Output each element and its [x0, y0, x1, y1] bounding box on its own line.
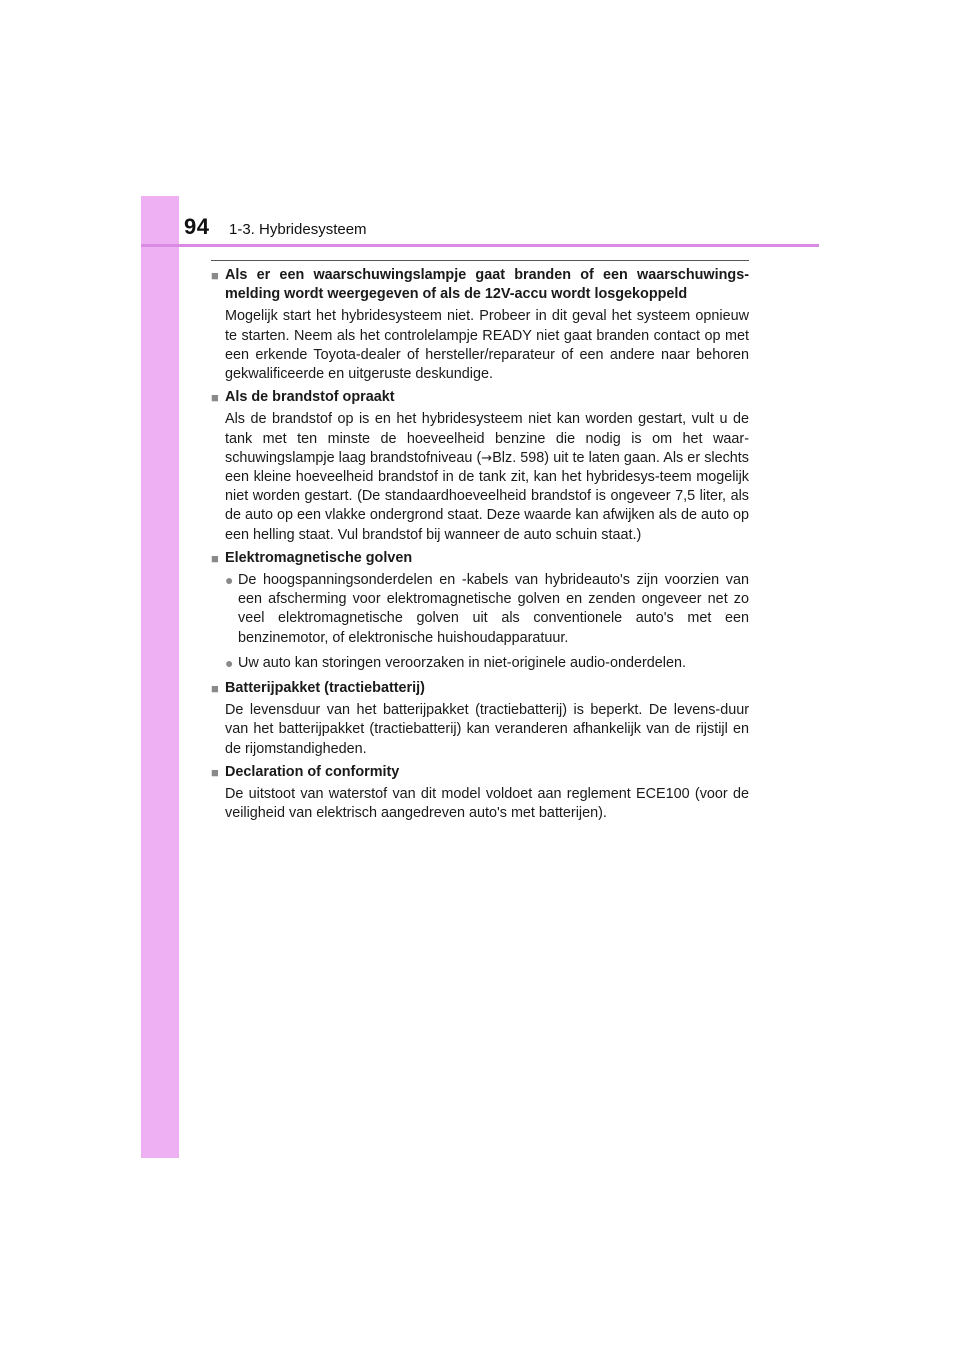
section-fuel-empty — [211, 388, 749, 545]
section-heading — [211, 679, 749, 698]
list-item — [225, 571, 749, 648]
square-bullet-icon: ■ — [211, 268, 219, 283]
body-text: Blz. 598) uit te laten gaan. Als er slechts een kleine hoeveelheid brandstof in de tank zit, kan het hybridesys-teem mogelijk niet worden gestart. (De standaardhoeveelheid brandstof is ongeveer 7,5 liter, als de auto op een vlakke ondergrond staat. Deze waarde kan afwijken als de auto op een helling staat. Vul brandstof bij wanneer de auto schuin staat.) — [225, 449, 750, 543]
square-bullet-icon: ■ — [211, 390, 219, 406]
square-bullet-icon: ■ — [211, 550, 219, 566]
page-number: 94 — [184, 214, 210, 239]
list-item-text: De hoogspanningsonderdelen en -kabels van hybrideauto's zijn voorzien van een afscherming voor elektromagnetische golven en zenden ongeveer net zo veel elektromagnetische golven uit als conventionele auto's met een benzinemotor, of elektronische huishoudapparatuur. — [238, 572, 749, 646]
section-heading — [211, 388, 749, 407]
section-body: De levensduur van het batterijpakket (tractiebatterij) is beperkt. De levens-duur van het batterijpakket (tractiebatterij) kan veranderen afhankelijk van de rijstijl en de rijomstandigheden. — [225, 702, 749, 757]
arrow-right-icon: → — [481, 450, 493, 466]
section-title: Batterijpakket (tractiebatterij) — [225, 680, 425, 697]
section-electromagnetic-waves — [211, 549, 749, 673]
square-bullet-icon: ■ — [211, 681, 219, 697]
list-item-text: Uw auto kan storingen veroorzaken in niet-originele audio-onderdelen. — [238, 654, 686, 671]
circle-bullet-icon: ● — [225, 572, 234, 589]
section-body: Mogelijk start het hybridesysteem niet. Probeer in dit geval het systeem opnieuw te starten. Neem als het controlelampje READY niet gaat branden contact op met een erkende Toyota-dealer of hersteller/reparateur of een andere naar behoren gekwalificeerde en uitgeruste deskundige. — [225, 308, 749, 383]
chapter-sidebar-tab — [141, 196, 179, 1158]
list-item — [225, 654, 749, 673]
content-divider — [211, 260, 749, 261]
square-bullet-icon: ■ — [211, 764, 219, 780]
section-title: Als er een waarschuwingslampje gaat branden of een waarschuwings-melding wordt weergegeven of als de 12V-accu wordt losgekoppeld — [225, 267, 749, 303]
section-body — [225, 410, 749, 544]
body-text: Als de brandstof op is en het hybridesysteem niet kan worden gestart, vult u de tank met ten minste de hoeveelheid benzine die nodig is om het waar-schuwingslampje laag brandstofniveau ( — [225, 411, 749, 466]
section-warning-light — [211, 266, 749, 384]
section-title: Als de brandstof opraakt — [225, 389, 395, 406]
page-content — [211, 266, 749, 827]
section-battery-pack — [211, 679, 749, 759]
section-heading — [211, 763, 749, 782]
chapter-title: 1-3. Hybridesysteem — [229, 221, 367, 238]
section-title: Elektromagnetische golven — [225, 549, 413, 566]
header-divider — [141, 244, 819, 247]
section-title: Declaration of conformity — [225, 763, 400, 780]
section-heading — [211, 549, 749, 568]
section-heading — [211, 266, 749, 304]
section-body: De uitstoot van waterstof van dit model voldoet aan reglement ECE100 (voor de veiligheid van elektrisch aangedreven auto's met batterijen). — [225, 786, 749, 822]
section-declaration-of-conformity — [211, 763, 749, 824]
circle-bullet-icon: ● — [225, 654, 234, 671]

━━━━

Starting at the line of the listing above that contains "section-fuel-empty — [211, 388, 749, 545]" and stopping after the line that contains "square-bullet-icon: ■ — [211, 390, 219, 406]", render those lines as a Markdown table with the columns Row and Line, numbering each row and omitting blank lines.

| Row | Line |
|---|---|
| 1 | section-fuel-empty — [211, 388, 749, 545] |
| 2 | section-heading — [211, 679, 749, 698] |
| 3 | list-item — [225, 571, 749, 648] |
| 4 | square-bullet-icon: ■ — [211, 268, 219, 283] |
| 5 | body-text: Blz. 598) uit te laten gaan. Als er slechts een kleine hoeveelheid brandstof in de tank zit, kan het hybridesys-teem mogelijk niet worden gestart. (De standaardhoeveelheid brandstof is ongeveer 7,5 liter, als de auto op een vlakke ondergrond staat. Deze waarde kan afwijken als de auto op een helling staat. Vul brandstof bij wanneer de auto schuin staat.) — [225, 449, 750, 543] |
| 6 | square-bullet-icon: ■ — [211, 390, 219, 406] |